Turn the lines from the very first one through the line with "x-tick-label: 14:00 [408,442,442,454]", both included, into a numbered list, leaving out any blank lines.

# Information given start

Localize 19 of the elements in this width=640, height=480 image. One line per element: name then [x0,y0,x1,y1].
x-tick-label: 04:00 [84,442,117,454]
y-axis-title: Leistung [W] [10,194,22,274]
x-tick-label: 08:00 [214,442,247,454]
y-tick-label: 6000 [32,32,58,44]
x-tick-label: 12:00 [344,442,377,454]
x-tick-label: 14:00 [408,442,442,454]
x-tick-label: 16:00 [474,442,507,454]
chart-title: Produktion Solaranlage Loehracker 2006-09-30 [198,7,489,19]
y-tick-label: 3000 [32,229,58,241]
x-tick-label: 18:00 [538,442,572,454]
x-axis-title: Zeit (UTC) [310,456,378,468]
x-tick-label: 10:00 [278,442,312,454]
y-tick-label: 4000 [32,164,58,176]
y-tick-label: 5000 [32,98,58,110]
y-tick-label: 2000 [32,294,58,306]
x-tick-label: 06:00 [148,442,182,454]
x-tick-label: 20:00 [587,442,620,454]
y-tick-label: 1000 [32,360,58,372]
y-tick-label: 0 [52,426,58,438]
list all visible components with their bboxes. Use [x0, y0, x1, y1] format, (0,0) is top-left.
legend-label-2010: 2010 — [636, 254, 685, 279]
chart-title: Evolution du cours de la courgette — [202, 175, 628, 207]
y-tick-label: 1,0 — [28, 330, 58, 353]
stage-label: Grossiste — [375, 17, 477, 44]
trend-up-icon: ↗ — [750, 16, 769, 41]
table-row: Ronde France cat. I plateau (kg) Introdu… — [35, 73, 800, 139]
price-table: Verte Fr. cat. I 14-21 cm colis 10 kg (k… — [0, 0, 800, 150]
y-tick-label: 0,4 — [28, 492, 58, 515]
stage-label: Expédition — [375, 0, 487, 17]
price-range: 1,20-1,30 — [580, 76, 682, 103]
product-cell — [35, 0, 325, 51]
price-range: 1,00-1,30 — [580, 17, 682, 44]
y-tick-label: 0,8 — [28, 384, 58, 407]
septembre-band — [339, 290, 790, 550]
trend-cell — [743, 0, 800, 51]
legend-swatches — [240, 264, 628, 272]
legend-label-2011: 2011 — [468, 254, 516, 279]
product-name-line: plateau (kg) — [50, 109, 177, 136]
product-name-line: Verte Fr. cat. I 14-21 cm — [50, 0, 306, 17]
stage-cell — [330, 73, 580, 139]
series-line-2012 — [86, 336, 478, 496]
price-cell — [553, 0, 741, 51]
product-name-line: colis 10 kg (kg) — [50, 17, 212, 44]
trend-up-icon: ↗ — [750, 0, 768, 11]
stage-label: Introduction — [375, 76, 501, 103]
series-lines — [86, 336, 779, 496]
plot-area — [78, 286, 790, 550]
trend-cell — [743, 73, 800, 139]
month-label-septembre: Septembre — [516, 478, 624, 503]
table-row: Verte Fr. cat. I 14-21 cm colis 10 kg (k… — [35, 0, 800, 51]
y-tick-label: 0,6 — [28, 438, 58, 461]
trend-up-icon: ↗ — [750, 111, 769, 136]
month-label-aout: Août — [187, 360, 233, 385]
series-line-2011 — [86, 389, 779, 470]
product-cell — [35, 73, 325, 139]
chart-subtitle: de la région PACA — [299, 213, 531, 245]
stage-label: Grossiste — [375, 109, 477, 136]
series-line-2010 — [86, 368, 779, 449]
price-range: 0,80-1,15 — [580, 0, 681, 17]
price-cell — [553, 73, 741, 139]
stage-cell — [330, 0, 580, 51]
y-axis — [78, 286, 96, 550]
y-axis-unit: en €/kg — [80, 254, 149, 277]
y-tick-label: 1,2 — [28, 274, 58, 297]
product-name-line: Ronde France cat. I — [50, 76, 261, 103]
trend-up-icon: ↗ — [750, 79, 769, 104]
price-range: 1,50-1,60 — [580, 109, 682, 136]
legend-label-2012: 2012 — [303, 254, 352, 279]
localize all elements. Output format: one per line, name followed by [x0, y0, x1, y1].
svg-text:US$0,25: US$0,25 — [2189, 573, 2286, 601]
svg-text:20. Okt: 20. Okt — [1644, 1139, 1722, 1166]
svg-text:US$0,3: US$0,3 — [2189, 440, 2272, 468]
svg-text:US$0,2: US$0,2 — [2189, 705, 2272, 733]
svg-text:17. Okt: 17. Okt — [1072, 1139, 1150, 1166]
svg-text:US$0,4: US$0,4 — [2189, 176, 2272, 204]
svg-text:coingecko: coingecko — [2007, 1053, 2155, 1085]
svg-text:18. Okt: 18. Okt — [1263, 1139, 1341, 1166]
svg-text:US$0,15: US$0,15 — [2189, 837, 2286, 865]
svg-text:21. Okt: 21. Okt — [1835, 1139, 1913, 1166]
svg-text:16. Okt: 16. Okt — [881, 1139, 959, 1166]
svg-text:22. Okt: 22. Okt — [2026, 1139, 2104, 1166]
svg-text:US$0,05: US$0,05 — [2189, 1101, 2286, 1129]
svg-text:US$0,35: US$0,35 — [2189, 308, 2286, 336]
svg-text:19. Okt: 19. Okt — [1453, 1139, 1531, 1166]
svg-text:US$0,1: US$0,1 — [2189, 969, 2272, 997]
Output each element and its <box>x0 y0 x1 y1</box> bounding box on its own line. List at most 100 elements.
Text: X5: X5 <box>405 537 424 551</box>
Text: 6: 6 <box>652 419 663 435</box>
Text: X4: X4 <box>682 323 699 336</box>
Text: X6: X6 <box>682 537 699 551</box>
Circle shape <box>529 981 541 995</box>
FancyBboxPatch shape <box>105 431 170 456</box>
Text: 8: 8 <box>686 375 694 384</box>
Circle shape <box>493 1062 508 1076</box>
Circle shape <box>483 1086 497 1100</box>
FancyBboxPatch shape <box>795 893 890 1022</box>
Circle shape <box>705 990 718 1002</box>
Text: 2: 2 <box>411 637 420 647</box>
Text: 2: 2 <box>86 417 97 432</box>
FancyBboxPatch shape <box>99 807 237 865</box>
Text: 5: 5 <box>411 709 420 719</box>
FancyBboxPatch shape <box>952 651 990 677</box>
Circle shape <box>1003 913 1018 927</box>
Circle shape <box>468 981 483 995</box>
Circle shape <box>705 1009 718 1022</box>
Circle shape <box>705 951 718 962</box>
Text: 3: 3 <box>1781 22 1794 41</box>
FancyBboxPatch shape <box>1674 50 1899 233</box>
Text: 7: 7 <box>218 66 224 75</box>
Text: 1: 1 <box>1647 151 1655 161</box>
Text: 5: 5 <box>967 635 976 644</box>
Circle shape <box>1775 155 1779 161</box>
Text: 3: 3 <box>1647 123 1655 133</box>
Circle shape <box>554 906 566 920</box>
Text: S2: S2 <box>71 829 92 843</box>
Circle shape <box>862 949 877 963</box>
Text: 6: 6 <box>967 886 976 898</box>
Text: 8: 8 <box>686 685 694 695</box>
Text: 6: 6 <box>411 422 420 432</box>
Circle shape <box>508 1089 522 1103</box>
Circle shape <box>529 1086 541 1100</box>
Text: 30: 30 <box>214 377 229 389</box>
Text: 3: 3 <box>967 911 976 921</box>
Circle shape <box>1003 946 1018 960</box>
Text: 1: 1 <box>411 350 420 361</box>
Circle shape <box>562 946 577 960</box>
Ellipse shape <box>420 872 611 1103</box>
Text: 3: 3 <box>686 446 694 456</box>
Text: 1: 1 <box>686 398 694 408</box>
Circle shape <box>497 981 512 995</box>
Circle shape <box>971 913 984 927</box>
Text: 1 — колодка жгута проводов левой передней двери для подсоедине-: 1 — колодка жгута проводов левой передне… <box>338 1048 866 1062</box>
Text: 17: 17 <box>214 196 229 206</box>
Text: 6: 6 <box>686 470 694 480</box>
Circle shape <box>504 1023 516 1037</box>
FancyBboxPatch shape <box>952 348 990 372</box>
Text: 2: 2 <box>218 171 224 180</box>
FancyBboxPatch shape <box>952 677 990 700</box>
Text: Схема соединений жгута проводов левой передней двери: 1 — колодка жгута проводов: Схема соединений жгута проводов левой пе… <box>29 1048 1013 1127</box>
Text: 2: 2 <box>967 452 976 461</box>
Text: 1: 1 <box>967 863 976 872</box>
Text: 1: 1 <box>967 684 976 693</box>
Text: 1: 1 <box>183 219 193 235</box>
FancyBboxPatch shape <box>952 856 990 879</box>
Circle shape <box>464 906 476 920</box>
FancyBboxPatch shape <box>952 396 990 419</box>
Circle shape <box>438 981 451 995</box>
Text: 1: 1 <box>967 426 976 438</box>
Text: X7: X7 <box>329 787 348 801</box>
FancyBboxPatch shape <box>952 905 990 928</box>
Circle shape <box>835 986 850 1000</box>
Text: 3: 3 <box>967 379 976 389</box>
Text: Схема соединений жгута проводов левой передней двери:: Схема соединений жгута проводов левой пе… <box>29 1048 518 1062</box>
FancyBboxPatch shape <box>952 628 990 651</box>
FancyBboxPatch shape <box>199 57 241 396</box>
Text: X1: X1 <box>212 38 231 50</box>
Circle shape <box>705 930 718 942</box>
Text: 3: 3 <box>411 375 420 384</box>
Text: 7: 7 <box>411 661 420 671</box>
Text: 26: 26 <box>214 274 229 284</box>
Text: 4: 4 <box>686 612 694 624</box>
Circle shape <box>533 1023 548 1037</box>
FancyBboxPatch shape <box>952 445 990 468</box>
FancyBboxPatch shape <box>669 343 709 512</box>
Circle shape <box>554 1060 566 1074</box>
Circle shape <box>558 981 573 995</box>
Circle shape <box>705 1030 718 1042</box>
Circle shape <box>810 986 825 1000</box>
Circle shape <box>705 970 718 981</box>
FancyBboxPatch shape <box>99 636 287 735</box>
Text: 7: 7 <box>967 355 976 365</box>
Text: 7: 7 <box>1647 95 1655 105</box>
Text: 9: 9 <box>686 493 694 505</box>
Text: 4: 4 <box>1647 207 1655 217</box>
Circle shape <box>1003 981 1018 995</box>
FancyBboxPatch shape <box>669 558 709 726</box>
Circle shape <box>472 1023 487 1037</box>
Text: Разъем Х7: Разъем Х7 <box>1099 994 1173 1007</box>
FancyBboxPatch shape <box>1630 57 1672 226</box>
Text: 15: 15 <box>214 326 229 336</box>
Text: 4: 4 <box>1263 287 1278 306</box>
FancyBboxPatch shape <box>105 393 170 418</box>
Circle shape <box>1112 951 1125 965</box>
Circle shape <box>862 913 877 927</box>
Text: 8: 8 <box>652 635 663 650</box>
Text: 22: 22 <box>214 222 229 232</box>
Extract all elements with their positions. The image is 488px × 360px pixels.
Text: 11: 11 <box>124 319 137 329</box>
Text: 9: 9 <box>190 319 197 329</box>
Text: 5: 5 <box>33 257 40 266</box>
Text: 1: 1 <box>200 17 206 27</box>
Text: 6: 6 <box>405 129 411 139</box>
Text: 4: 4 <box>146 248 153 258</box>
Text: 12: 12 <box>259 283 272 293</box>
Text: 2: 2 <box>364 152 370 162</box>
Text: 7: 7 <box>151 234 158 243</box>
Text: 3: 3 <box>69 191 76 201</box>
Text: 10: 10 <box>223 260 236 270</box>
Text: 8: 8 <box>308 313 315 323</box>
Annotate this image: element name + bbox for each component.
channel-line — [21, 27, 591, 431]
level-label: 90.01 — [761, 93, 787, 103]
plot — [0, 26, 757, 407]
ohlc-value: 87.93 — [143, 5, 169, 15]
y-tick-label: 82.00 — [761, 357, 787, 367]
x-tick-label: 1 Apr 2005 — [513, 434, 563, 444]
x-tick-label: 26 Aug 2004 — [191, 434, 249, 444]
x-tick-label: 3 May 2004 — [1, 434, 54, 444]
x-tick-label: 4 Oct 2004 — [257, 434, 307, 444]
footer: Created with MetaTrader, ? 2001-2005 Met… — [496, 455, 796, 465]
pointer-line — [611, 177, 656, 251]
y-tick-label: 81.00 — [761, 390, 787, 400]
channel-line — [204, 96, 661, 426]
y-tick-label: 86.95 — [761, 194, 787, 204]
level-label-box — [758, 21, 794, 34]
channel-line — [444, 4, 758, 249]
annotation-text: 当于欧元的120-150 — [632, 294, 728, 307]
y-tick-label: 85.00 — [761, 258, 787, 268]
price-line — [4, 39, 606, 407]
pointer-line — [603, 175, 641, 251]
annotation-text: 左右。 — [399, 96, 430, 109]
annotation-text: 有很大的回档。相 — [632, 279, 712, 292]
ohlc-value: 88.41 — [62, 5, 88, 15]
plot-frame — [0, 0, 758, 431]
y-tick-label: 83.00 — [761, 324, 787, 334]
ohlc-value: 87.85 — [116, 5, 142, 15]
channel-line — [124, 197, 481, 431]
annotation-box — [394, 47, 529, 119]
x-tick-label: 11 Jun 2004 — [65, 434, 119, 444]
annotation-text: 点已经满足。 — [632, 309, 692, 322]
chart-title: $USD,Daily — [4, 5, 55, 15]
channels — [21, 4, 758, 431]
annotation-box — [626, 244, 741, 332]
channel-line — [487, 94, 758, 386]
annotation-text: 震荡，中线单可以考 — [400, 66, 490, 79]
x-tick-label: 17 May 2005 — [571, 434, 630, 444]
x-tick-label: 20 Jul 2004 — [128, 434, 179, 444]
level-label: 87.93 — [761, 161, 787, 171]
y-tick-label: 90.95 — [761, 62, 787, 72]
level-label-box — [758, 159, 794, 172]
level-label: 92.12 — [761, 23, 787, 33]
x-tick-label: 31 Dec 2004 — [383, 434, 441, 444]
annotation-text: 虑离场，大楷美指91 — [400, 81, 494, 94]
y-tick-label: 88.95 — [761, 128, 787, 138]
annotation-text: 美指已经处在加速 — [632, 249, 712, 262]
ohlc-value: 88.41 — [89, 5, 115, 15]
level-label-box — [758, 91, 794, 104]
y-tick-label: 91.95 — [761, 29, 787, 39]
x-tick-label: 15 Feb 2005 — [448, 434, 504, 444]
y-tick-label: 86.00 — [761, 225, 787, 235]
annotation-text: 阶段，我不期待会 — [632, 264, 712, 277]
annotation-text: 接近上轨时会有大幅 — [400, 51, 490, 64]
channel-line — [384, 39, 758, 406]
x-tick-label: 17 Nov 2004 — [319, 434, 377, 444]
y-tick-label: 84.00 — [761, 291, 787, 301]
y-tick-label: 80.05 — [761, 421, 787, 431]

# Information given end

#### [Solved exercise]
1. Localize 19 of the elements in this width=640, height=480 image. One line per element: name then [x0,y0,x1,y1].
2. x-tick-label: 04:00 [84,442,117,454]
3. y-axis-title: Leistung [W] [10,194,22,274]
4. x-tick-label: 08:00 [214,442,247,454]
5. y-tick-label: 6000 [32,32,58,44]
6. x-tick-label: 12:00 [344,442,377,454]
7. x-tick-label: 14:00 [408,442,442,454]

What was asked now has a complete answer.